* START Provided data *

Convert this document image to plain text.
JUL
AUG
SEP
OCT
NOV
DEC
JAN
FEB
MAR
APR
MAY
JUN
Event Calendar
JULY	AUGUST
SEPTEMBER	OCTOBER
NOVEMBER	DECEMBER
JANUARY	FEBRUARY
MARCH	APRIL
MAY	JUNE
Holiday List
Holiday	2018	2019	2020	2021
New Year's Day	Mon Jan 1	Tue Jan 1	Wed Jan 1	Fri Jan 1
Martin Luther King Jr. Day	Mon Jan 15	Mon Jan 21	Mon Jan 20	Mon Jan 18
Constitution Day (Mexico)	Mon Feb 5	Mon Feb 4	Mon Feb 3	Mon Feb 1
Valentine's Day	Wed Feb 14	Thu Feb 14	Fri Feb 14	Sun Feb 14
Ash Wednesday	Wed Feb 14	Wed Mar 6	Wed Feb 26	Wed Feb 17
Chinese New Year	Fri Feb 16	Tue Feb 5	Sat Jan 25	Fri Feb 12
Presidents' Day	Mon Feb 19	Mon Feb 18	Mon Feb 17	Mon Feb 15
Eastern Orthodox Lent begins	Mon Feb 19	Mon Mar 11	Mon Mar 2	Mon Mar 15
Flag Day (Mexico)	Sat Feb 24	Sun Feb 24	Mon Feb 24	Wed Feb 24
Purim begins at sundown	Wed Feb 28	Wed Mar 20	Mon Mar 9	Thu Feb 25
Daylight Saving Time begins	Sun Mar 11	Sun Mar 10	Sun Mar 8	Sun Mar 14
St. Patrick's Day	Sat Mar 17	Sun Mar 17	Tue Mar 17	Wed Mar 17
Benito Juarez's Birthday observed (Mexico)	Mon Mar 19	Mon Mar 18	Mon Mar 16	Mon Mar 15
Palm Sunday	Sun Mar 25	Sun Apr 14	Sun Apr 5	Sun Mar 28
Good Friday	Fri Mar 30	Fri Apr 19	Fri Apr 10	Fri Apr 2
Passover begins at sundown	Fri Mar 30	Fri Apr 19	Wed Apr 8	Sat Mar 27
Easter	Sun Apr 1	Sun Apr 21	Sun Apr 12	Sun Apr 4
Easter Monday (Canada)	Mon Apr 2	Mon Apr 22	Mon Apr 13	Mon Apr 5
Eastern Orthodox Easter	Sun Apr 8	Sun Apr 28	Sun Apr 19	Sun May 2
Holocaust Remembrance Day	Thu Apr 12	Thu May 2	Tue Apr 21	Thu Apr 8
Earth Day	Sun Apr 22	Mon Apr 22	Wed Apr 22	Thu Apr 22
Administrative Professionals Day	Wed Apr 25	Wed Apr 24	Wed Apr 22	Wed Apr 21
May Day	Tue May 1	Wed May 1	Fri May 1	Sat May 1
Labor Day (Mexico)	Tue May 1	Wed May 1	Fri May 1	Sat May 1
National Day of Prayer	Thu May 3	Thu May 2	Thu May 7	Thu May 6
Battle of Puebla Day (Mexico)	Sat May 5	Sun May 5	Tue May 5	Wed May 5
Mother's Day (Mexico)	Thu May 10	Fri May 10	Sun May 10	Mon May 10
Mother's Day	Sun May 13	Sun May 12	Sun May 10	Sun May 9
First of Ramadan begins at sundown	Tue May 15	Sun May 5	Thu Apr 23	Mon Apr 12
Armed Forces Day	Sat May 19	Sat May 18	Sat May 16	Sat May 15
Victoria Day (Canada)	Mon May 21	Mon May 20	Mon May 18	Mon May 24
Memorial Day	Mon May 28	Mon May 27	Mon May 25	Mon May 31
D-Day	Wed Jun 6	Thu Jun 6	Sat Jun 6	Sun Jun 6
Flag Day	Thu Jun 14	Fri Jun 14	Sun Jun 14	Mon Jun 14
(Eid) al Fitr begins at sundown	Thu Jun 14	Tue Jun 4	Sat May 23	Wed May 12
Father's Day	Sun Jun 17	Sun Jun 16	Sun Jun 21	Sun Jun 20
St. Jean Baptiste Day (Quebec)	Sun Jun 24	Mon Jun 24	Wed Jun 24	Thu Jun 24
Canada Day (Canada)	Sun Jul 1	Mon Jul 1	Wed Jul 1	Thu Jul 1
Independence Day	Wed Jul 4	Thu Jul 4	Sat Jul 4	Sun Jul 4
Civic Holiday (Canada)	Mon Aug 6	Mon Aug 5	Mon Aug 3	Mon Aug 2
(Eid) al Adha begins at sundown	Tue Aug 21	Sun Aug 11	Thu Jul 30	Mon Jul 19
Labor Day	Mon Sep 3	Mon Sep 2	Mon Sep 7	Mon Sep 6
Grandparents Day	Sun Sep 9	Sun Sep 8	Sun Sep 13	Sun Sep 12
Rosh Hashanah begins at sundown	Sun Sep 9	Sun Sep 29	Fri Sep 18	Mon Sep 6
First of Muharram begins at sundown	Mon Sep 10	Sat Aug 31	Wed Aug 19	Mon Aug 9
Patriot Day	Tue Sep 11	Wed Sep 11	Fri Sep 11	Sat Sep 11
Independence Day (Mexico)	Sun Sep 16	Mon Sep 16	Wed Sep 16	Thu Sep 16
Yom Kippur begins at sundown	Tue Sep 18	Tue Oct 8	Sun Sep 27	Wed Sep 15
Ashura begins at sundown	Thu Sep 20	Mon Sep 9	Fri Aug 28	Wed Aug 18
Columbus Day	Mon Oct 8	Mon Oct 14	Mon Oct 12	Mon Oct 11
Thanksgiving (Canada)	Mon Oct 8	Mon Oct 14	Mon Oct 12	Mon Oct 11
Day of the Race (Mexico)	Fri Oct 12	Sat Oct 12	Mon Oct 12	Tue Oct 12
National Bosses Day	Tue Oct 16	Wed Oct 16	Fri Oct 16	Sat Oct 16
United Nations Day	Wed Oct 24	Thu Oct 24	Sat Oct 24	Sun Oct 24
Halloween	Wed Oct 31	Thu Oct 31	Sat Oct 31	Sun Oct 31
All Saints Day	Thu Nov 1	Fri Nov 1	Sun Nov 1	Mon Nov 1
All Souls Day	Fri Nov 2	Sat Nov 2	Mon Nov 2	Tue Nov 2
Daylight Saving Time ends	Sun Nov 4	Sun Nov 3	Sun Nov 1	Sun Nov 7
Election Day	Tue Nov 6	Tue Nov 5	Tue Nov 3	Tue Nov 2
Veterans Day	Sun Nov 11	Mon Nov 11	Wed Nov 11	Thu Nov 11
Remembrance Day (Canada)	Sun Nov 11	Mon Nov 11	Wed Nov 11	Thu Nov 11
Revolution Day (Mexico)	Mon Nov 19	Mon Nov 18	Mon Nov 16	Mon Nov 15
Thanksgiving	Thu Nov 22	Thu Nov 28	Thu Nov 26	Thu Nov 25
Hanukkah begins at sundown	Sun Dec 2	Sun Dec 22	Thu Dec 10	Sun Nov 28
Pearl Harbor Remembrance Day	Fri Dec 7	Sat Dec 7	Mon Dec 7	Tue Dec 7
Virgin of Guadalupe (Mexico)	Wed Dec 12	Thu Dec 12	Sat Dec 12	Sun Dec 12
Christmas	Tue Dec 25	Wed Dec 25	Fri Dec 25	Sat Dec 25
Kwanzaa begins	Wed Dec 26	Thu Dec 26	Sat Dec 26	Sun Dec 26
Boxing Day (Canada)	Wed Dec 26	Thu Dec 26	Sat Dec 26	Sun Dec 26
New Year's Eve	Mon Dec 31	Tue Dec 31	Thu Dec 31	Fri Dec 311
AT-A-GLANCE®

* END Provided data *

Exercise >> Return each line of the data exactly as written above.

Task solution >>
Convert this document image to plain text.
JUL
AUG
SEP
OCT
NOV
DEC
JAN
FEB
MAR
APR
MAY
JUN
Event Calendar
JULY	AUGUST
SEPTEMBER	OCTOBER
NOVEMBER	DECEMBER
JANUARY	FEBRUARY
MARCH	APRIL
MAY	JUNE
Holiday List
Holiday	2018	2019	2020	2021
New Year's Day	Mon Jan 1	Tue Jan 1	Wed Jan 1	Fri Jan 1
Martin Luther King Jr. Day	Mon Jan 15	Mon Jan 21	Mon Jan 20	Mon Jan 18
Constitution Day (Mexico)	Mon Feb 5	Mon Feb 4	Mon Feb 3	Mon Feb 1
Valentine's Day	Wed Feb 14	Thu Feb 14	Fri Feb 14	Sun Feb 14
Ash Wednesday	Wed Feb 14	Wed Mar 6	Wed Feb 26	Wed Feb 17
Chinese New Year	Fri Feb 16	Tue Feb 5	Sat Jan 25	Fri Feb 12
Presidents' Day	Mon Feb 19	Mon Feb 18	Mon Feb 17	Mon Feb 15
Eastern Orthodox Lent begins	Mon Feb 19	Mon Mar 11	Mon Mar 2	Mon Mar 15
Flag Day (Mexico)	Sat Feb 24	Sun Feb 24	Mon Feb 24	Wed Feb 24
Purim begins at sundown	Wed Feb 28	Wed Mar 20	Mon Mar 9	Thu Feb 25
Daylight Saving Time begins	Sun Mar 11	Sun Mar 10	Sun Mar 8	Sun Mar 14
St. Patrick's Day	Sat Mar 17	Sun Mar 17	Tue Mar 17	Wed Mar 17
Benito Juarez's Birthday observed (Mexico)	Mon Mar 19	Mon Mar 18	Mon Mar 16	Mon Mar 15
Palm Sunday	Sun Mar 25	Sun Apr 14	Sun Apr 5	Sun Mar 28
Good Friday	Fri Mar 30	Fri Apr 19	Fri Apr 10	Fri Apr 2
Passover begins at sundown	Fri Mar 30	Fri Apr 19	Wed Apr 8	Sat Mar 27
Easter	Sun Apr 1	Sun Apr 21	Sun Apr 12	Sun Apr 4
Easter Monday (Canada)	Mon Apr 2	Mon Apr 22	Mon Apr 13	Mon Apr 5
Eastern Orthodox Easter	Sun Apr 8	Sun Apr 28	Sun Apr 19	Sun May 2
Holocaust Remembrance Day	Thu Apr 12	Thu May 2	Tue Apr 21	Thu Apr 8
Earth Day	Sun Apr 22	Mon Apr 22	Wed Apr 22	Thu Apr 22
Administrative Professionals Day	Wed Apr 25	Wed Apr 24	Wed Apr 22	Wed Apr 21
May Day	Tue May 1	Wed May 1	Fri May 1	Sat May 1
Labor Day (Mexico)	Tue May 1	Wed May 1	Fri May 1	Sat May 1
National Day of Prayer	Thu May 3	Thu May 2	Thu May 7	Thu May 6
Battle of Puebla Day (Mexico)	Sat May 5	Sun May 5	Tue May 5	Wed May 5
Mother's Day (Mexico)	Thu May 10	Fri May 10	Sun May 10	Mon May 10
Mother's Day	Sun May 13	Sun May 12	Sun May 10	Sun May 9
First of Ramadan begins at sundown	Tue May 15	Sun May 5	Thu Apr 23	Mon Apr 12
Armed Forces Day	Sat May 19	Sat May 18	Sat May 16	Sat May 15
Victoria Day (Canada)	Mon May 21	Mon May 20	Mon May 18	Mon May 24
Memorial Day	Mon May 28	Mon May 27	Mon May 25	Mon May 31
D-Day	Wed Jun 6	Thu Jun 6	Sat Jun 6	Sun Jun 6
Flag Day	Thu Jun 14	Fri Jun 14	Sun Jun 14	Mon Jun 14
(Eid) al Fitr begins at sundown	Thu Jun 14	Tue Jun 4	Sat May 23	Wed May 12
Father's Day	Sun Jun 17	Sun Jun 16	Sun Jun 21	Sun Jun 20
St. Jean Baptiste Day (Quebec)	Sun Jun 24	Mon Jun 24	Wed Jun 24	Thu Jun 24
Canada Day (Canada)	Sun Jul 1	Mon Jul 1	Wed Jul 1	Thu Jul 1
Independence Day	Wed Jul 4	Thu Jul 4	Sat Jul 4	Sun Jul 4
Civic Holiday (Canada)	Mon Aug 6	Mon Aug 5	Mon Aug 3	Mon Aug 2
(Eid) al Adha begins at sundown	Tue Aug 21	Sun Aug 11	Thu Jul 30	Mon Jul 19
Labor Day	Mon Sep 3	Mon Sep 2	Mon Sep 7	Mon Sep 6
Grandparents Day	Sun Sep 9	Sun Sep 8	Sun Sep 13	Sun Sep 12
Rosh Hashanah begins at sundown	Sun Sep 9	Sun Sep 29	Fri Sep 18	Mon Sep 6
First of Muharram begins at sundown	Mon Sep 10	Sat Aug 31	Wed Aug 19	Mon Aug 9
Patriot Day	Tue Sep 11	Wed Sep 11	Fri Sep 11	Sat Sep 11
Independence Day (Mexico)	Sun Sep 16	Mon Sep 16	Wed Sep 16	Thu Sep 16
Yom Kippur begins at sundown	Tue Sep 18	Tue Oct 8	Sun Sep 27	Wed Sep 15
Ashura begins at sundown	Thu Sep 20	Mon Sep 9	Fri Aug 28	Wed Aug 18
Columbus Day	Mon Oct 8	Mon Oct 14	Mon Oct 12	Mon Oct 11
Thanksgiving (Canada)	Mon Oct 8	Mon Oct 14	Mon Oct 12	Mon Oct 11
Day of the Race (Mexico)	Fri Oct 12	Sat Oct 12	Mon Oct 12	Tue Oct 12
National Bosses Day	Tue Oct 16	Wed Oct 16	Fri Oct 16	Sat Oct 16
United Nations Day	Wed Oct 24	Thu Oct 24	Sat Oct 24	Sun Oct 24
Halloween	Wed Oct 31	Thu Oct 31	Sat Oct 31	Sun Oct 31
All Saints Day	Thu Nov 1	Fri Nov 1	Sun Nov 1	Mon Nov 1
All Souls Day	Fri Nov 2	Sat Nov 2	Mon Nov 2	Tue Nov 2
Daylight Saving Time ends	Sun Nov 4	Sun Nov 3	Sun Nov 1	Sun Nov 7
Election Day	Tue Nov 6	Tue Nov 5	Tue Nov 3	Tue Nov 2
Veterans Day	Sun Nov 11	Mon Nov 11	Wed Nov 11	Thu Nov 11
Remembrance Day (Canada)	Sun Nov 11	Mon Nov 11	Wed Nov 11	Thu Nov 11
Revolution Day (Mexico)	Mon Nov 19	Mon Nov 18	Mon Nov 16	Mon Nov 15
Thanksgiving	Thu Nov 22	Thu Nov 28	Thu Nov 26	Thu Nov 25
Hanukkah begins at sundown	Sun Dec 2	Sun Dec 22	Thu Dec 10	Sun Nov 28
Pearl Harbor Remembrance Day	Fri Dec 7	Sat Dec 7	Mon Dec 7	Tue Dec 7
Virgin of Guadalupe (Mexico)	Wed Dec 12	Thu Dec 12	Sat Dec 12	Sun Dec 12
Christmas	Tue Dec 25	Wed Dec 25	Fri Dec 25	Sat Dec 25
Kwanzaa begins	Wed Dec 26	Thu Dec 26	Sat Dec 26	Sun Dec 26
Boxing Day (Canada)	Wed Dec 26	Thu Dec 26	Sat Dec 26	Sun Dec 26
New Year's Eve	Mon Dec 31	Tue Dec 31	Thu Dec 31	Fri Dec 311
AT-A-GLANCE®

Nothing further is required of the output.